## YOUR OBJECTIVE
Output all lines exactly.

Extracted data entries
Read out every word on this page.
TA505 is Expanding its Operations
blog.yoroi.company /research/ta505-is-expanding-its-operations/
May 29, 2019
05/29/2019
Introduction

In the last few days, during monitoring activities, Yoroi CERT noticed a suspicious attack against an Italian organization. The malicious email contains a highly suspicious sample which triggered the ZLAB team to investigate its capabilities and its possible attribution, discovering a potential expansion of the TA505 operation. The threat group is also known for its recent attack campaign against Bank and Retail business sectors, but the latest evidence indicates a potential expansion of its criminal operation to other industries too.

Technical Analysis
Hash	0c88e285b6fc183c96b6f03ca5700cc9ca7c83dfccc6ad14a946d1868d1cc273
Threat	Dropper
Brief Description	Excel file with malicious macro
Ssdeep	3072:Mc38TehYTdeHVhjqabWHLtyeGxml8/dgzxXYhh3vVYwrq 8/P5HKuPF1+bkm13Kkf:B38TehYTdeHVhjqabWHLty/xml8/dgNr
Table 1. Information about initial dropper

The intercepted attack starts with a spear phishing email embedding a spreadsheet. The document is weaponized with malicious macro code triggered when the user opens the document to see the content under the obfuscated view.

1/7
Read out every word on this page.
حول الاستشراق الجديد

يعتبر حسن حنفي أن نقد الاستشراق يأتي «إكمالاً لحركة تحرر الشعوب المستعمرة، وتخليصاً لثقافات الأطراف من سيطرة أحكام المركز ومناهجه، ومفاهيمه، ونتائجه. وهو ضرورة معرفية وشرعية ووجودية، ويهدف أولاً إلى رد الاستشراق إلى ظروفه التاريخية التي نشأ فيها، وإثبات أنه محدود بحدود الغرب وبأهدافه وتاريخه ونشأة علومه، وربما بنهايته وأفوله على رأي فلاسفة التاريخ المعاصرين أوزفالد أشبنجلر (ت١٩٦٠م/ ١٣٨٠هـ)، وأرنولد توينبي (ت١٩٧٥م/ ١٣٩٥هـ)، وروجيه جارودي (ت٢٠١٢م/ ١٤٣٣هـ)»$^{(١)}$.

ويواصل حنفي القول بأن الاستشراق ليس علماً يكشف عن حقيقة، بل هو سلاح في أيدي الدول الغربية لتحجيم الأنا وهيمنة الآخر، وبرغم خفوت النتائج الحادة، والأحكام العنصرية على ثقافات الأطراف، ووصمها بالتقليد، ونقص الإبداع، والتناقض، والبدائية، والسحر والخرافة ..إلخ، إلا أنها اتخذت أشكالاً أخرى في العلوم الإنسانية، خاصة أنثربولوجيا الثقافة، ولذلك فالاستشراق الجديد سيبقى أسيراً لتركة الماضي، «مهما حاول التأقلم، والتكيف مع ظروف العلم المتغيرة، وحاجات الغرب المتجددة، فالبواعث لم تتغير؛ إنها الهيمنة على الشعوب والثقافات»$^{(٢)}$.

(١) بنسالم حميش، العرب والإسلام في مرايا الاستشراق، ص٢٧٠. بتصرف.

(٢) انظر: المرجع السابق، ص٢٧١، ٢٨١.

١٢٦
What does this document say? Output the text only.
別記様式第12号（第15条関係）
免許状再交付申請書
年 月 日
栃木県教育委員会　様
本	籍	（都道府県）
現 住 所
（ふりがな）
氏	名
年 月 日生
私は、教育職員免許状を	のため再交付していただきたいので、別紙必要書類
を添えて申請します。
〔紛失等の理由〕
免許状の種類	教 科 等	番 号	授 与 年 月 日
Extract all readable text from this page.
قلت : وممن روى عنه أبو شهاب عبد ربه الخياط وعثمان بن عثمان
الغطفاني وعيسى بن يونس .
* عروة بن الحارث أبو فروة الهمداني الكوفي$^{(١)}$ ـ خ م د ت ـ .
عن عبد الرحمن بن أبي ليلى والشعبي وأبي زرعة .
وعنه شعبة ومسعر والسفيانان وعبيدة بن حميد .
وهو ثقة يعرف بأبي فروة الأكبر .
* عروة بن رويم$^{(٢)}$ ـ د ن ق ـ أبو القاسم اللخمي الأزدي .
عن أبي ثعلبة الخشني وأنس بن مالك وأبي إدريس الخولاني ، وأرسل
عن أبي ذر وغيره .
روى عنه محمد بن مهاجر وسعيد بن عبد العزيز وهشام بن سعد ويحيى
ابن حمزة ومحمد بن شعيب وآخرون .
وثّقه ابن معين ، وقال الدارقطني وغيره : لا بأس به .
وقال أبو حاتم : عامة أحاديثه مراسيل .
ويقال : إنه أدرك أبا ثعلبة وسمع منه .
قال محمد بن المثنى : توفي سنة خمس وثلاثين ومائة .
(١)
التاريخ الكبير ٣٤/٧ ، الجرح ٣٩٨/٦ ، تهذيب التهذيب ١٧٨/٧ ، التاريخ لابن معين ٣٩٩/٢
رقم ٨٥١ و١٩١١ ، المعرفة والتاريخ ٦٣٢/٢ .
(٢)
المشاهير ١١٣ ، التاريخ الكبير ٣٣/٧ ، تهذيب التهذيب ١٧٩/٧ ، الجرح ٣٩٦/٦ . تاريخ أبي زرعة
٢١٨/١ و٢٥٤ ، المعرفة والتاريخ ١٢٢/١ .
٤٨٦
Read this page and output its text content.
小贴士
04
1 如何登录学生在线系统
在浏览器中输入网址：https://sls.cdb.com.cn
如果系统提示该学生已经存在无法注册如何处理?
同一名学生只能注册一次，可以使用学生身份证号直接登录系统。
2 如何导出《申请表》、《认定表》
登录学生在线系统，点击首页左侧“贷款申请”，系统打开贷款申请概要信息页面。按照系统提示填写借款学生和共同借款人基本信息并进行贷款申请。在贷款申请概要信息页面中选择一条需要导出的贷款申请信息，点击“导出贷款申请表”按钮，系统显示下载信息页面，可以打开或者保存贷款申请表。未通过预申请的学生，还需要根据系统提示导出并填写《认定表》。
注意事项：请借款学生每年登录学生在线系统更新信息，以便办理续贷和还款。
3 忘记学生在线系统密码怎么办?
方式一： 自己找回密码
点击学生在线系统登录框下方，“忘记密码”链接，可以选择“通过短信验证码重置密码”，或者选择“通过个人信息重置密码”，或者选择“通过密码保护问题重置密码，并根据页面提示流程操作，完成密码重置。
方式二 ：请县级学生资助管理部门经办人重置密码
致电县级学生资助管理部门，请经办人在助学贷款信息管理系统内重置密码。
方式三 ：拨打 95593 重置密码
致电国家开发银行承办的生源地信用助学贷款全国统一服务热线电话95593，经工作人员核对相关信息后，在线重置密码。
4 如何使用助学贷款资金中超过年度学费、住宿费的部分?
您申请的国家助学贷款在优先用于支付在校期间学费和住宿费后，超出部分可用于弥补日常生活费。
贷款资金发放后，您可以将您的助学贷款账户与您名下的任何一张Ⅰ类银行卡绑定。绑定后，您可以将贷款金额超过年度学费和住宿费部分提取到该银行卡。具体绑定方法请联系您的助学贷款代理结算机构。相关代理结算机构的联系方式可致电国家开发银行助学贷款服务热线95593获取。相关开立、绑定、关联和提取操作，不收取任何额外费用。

## OUTPUT FOR THIS EXERCISE
Read out every word on this page.
TA505 is Expanding its Operations
blog.yoroi.company /research/ta505-is-expanding-its-operations/
May 29, 2019
05/29/2019
Introduction

In the last few days, during monitoring activities, Yoroi CERT noticed a suspicious attack against an Italian organization. The malicious email contains a highly suspicious sample which triggered the ZLAB team to investigate its capabilities and its possible attribution, discovering a potential expansion of the TA505 operation. The threat group is also known for its recent attack campaign against Bank and Retail business sectors, but the latest evidence indicates a potential expansion of its criminal operation to other industries too.

Technical Analysis
Hash	0c88e285b6fc183c96b6f03ca5700cc9ca7c83dfccc6ad14a946d1868d1cc273
Threat	Dropper
Brief Description	Excel file with malicious macro
Ssdeep	3072:Mc38TehYTdeHVhjqabWHLtyeGxml8/dgzxXYhh3vVYwrq 8/P5HKuPF1+bkm13Kkf:B38TehYTdeHVhjqabWHLty/xml8/dgNr
Table 1. Information about initial dropper

The intercepted attack starts with a spear phishing email embedding a spreadsheet. The document is weaponized with malicious macro code triggered when the user opens the document to see the content under the obfuscated view.

1/7
Read out every word on this page.
حول الاستشراق الجديد

يعتبر حسن حنفي أن نقد الاستشراق يأتي «إكمالاً لحركة تحرر الشعوب المستعمرة، وتخليصاً لثقافات الأطراف من سيطرة أحكام المركز ومناهجه، ومفاهيمه، ونتائجه. وهو ضرورة معرفية وشرعية ووجودية، ويهدف أولاً إلى رد الاستشراق إلى ظروفه التاريخية التي نشأ فيها، وإثبات أنه محدود بحدود الغرب وبأهدافه وتاريخه ونشأة علومه، وربما بنهايته وأفوله على رأي فلاسفة التاريخ المعاصرين أوزفالد أشبنجلر (ت١٩٦٠م/ ١٣٨٠هـ)، وأرنولد توينبي (ت١٩٧٥م/ ١٣٩٥هـ)، وروجيه جارودي (ت٢٠١٢م/ ١٤٣٣هـ)»$^{(١)}$.

ويواصل حنفي القول بأن الاستشراق ليس علماً يكشف عن حقيقة، بل هو سلاح في أيدي الدول الغربية لتحجيم الأنا وهيمنة الآخر، وبرغم خفوت النتائج الحادة، والأحكام العنصرية على ثقافات الأطراف، ووصمها بالتقليد، ونقص الإبداع، والتناقض، والبدائية، والسحر والخرافة ..إلخ، إلا أنها اتخذت أشكالاً أخرى في العلوم الإنسانية، خاصة أنثربولوجيا الثقافة، ولذلك فالاستشراق الجديد سيبقى أسيراً لتركة الماضي، «مهما حاول التأقلم، والتكيف مع ظروف العلم المتغيرة، وحاجات الغرب المتجددة، فالبواعث لم تتغير؛ إنها الهيمنة على الشعوب والثقافات»$^{(٢)}$.

(١) بنسالم حميش، العرب والإسلام في مرايا الاستشراق، ص٢٧٠. بتصرف.

(٢) انظر: المرجع السابق، ص٢٧١، ٢٨١.

١٢٦
What does this document say? Output the text only.
別記様式第12号（第15条関係）
免許状再交付申請書
年 月 日
栃木県教育委員会　様
本	籍	（都道府県）
現 住 所
（ふりがな）
氏	名
年 月 日生
私は、教育職員免許状を	のため再交付していただきたいので、別紙必要書類
を添えて申請します。
〔紛失等の理由〕
免許状の種類	教 科 等	番 号	授 与 年 月 日
Extract all readable text from this page.
قلت : وممن روى عنه أبو شهاب عبد ربه الخياط وعثمان بن عثمان
الغطفاني وعيسى بن يونس .
* عروة بن الحارث أبو فروة الهمداني الكوفي$^{(١)}$ ـ خ م د ت ـ .
عن عبد الرحمن بن أبي ليلى والشعبي وأبي زرعة .
وعنه شعبة ومسعر والسفيانان وعبيدة بن حميد .
وهو ثقة يعرف بأبي فروة الأكبر .
* عروة بن رويم$^{(٢)}$ ـ د ن ق ـ أبو القاسم اللخمي الأزدي .
عن أبي ثعلبة الخشني وأنس بن مالك وأبي إدريس الخولاني ، وأرسل
عن أبي ذر وغيره .
روى عنه محمد بن مهاجر وسعيد بن عبد العزيز وهشام بن سعد ويحيى
ابن حمزة ومحمد بن شعيب وآخرون .
وثّقه ابن معين ، وقال الدارقطني وغيره : لا بأس به .
وقال أبو حاتم : عامة أحاديثه مراسيل .
ويقال : إنه أدرك أبا ثعلبة وسمع منه .
قال محمد بن المثنى : توفي سنة خمس وثلاثين ومائة .
(١)
التاريخ الكبير ٣٤/٧ ، الجرح ٣٩٨/٦ ، تهذيب التهذيب ١٧٨/٧ ، التاريخ لابن معين ٣٩٩/٢
رقم ٨٥١ و١٩١١ ، المعرفة والتاريخ ٦٣٢/٢ .
(٢)
المشاهير ١١٣ ، التاريخ الكبير ٣٣/٧ ، تهذيب التهذيب ١٧٩/٧ ، الجرح ٣٩٦/٦ . تاريخ أبي زرعة
٢١٨/١ و٢٥٤ ، المعرفة والتاريخ ١٢٢/١ .
٤٨٦
Read this page and output its text content.
小贴士
04
1 如何登录学生在线系统
在浏览器中输入网址：https://sls.cdb.com.cn
如果系统提示该学生已经存在无法注册如何处理?
同一名学生只能注册一次，可以使用学生身份证号直接登录系统。
2 如何导出《申请表》、《认定表》
登录学生在线系统，点击首页左侧“贷款申请”，系统打开贷款申请概要信息页面。按照系统提示填写借款学生和共同借款人基本信息并进行贷款申请。在贷款申请概要信息页面中选择一条需要导出的贷款申请信息，点击“导出贷款申请表”按钮，系统显示下载信息页面，可以打开或者保存贷款申请表。未通过预申请的学生，还需要根据系统提示导出并填写《认定表》。
注意事项：请借款学生每年登录学生在线系统更新信息，以便办理续贷和还款。
3 忘记学生在线系统密码怎么办?
方式一： 自己找回密码
点击学生在线系统登录框下方，“忘记密码”链接，可以选择“通过短信验证码重置密码”，或者选择“通过个人信息重置密码”，或者选择“通过密码保护问题重置密码，并根据页面提示流程操作，完成密码重置。
方式二 ：请县级学生资助管理部门经办人重置密码
致电县级学生资助管理部门，请经办人在助学贷款信息管理系统内重置密码。
方式三 ：拨打 95593 重置密码
致电国家开发银行承办的生源地信用助学贷款全国统一服务热线电话95593，经工作人员核对相关信息后，在线重置密码。
4 如何使用助学贷款资金中超过年度学费、住宿费的部分?
您申请的国家助学贷款在优先用于支付在校期间学费和住宿费后，超出部分可用于弥补日常生活费。
贷款资金发放后，您可以将您的助学贷款账户与您名下的任何一张Ⅰ类银行卡绑定。绑定后，您可以将贷款金额超过年度学费和住宿费部分提取到该银行卡。具体绑定方法请联系您的助学贷款代理结算机构。相关代理结算机构的联系方式可致电国家开发银行助学贷款服务热线95593获取。相关开立、绑定、关联和提取操作，不收取任何额外费用。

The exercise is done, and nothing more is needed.